Extract every record, keeping each one exactly as it is.

Dataset items:
------------------------------------------------------------------------
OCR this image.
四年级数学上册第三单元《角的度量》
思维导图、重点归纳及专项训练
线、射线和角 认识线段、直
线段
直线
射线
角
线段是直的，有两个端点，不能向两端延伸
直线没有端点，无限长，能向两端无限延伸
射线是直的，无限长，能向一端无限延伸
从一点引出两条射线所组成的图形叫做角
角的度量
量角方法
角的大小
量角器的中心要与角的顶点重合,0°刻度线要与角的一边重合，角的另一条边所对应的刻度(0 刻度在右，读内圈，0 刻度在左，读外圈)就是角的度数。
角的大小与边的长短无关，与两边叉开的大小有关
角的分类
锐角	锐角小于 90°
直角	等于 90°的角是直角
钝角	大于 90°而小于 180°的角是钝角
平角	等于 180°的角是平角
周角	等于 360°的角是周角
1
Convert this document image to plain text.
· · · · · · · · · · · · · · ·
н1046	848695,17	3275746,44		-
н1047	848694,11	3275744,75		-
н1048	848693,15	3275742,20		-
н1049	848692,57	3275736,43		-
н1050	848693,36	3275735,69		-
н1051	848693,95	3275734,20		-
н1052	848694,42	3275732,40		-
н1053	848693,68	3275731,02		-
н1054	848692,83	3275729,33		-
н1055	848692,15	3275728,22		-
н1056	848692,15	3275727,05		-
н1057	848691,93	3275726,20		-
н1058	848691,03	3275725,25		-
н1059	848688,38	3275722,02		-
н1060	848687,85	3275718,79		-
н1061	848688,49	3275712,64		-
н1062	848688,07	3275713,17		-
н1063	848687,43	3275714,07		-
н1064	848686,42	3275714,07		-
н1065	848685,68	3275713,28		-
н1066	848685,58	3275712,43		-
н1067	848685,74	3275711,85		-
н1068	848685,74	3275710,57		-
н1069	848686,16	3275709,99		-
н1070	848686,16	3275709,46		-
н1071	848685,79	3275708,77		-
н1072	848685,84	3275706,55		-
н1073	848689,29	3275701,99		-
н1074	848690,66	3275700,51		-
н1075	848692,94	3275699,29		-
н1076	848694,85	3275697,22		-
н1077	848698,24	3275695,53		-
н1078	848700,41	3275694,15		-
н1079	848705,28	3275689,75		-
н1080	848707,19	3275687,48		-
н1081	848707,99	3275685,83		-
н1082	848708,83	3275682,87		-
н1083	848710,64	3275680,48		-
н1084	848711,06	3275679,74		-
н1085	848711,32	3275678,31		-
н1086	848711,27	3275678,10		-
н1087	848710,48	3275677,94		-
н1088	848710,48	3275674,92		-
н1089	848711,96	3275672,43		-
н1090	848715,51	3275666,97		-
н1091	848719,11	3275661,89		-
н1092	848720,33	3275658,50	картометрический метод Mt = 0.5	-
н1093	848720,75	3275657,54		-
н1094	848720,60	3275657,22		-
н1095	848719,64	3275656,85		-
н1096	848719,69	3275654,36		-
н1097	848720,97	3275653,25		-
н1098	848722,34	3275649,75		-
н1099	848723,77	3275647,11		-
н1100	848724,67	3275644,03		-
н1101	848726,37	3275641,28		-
------------------------------------------------------------------------
Response:
OCR this image.
四年级数学上册第三单元《角的度量》
思维导图、重点归纳及专项训练
线、射线和角 认识线段、直
线段
直线
射线
角
线段是直的，有两个端点，不能向两端延伸
直线没有端点，无限长，能向两端无限延伸
射线是直的，无限长，能向一端无限延伸
从一点引出两条射线所组成的图形叫做角
角的度量
量角方法
角的大小
量角器的中心要与角的顶点重合,0°刻度线要与角的一边重合，角的另一条边所对应的刻度(0 刻度在右，读内圈，0 刻度在左，读外圈)就是角的度数。
角的大小与边的长短无关，与两边叉开的大小有关
角的分类
锐角	锐角小于 90°
直角	等于 90°的角是直角
钝角	大于 90°而小于 180°的角是钝角
平角	等于 180°的角是平角
周角	等于 360°的角是周角
1
Convert this document image to plain text.
· · · · · · · · · · · · · · ·
н1046	848695,17	3275746,44		-
н1047	848694,11	3275744,75		-
н1048	848693,15	3275742,20		-
н1049	848692,57	3275736,43		-
н1050	848693,36	3275735,69		-
н1051	848693,95	3275734,20		-
н1052	848694,42	3275732,40		-
н1053	848693,68	3275731,02		-
н1054	848692,83	3275729,33		-
н1055	848692,15	3275728,22		-
н1056	848692,15	3275727,05		-
н1057	848691,93	3275726,20		-
н1058	848691,03	3275725,25		-
н1059	848688,38	3275722,02		-
н1060	848687,85	3275718,79		-
н1061	848688,49	3275712,64		-
н1062	848688,07	3275713,17		-
н1063	848687,43	3275714,07		-
н1064	848686,42	3275714,07		-
н1065	848685,68	3275713,28		-
н1066	848685,58	3275712,43		-
н1067	848685,74	3275711,85		-
н1068	848685,74	3275710,57		-
н1069	848686,16	3275709,99		-
н1070	848686,16	3275709,46		-
н1071	848685,79	3275708,77		-
н1072	848685,84	3275706,55		-
н1073	848689,29	3275701,99		-
н1074	848690,66	3275700,51		-
н1075	848692,94	3275699,29		-
н1076	848694,85	3275697,22		-
н1077	848698,24	3275695,53		-
н1078	848700,41	3275694,15		-
н1079	848705,28	3275689,75		-
н1080	848707,19	3275687,48		-
н1081	848707,99	3275685,83		-
н1082	848708,83	3275682,87		-
н1083	848710,64	3275680,48		-
н1084	848711,06	3275679,74		-
н1085	848711,32	3275678,31		-
н1086	848711,27	3275678,10		-
н1087	848710,48	3275677,94		-
н1088	848710,48	3275674,92		-
н1089	848711,96	3275672,43		-
н1090	848715,51	3275666,97		-
н1091	848719,11	3275661,89		-
н1092	848720,33	3275658,50	картометрический метод Mt = 0.5	-
н1093	848720,75	3275657,54		-
н1094	848720,60	3275657,22		-
н1095	848719,64	3275656,85		-
н1096	848719,69	3275654,36		-
н1097	848720,97	3275653,25		-
н1098	848722,34	3275649,75		-
н1099	848723,77	3275647,11		-
н1100	848724,67	3275644,03		-
н1101	848726,37	3275641,28		-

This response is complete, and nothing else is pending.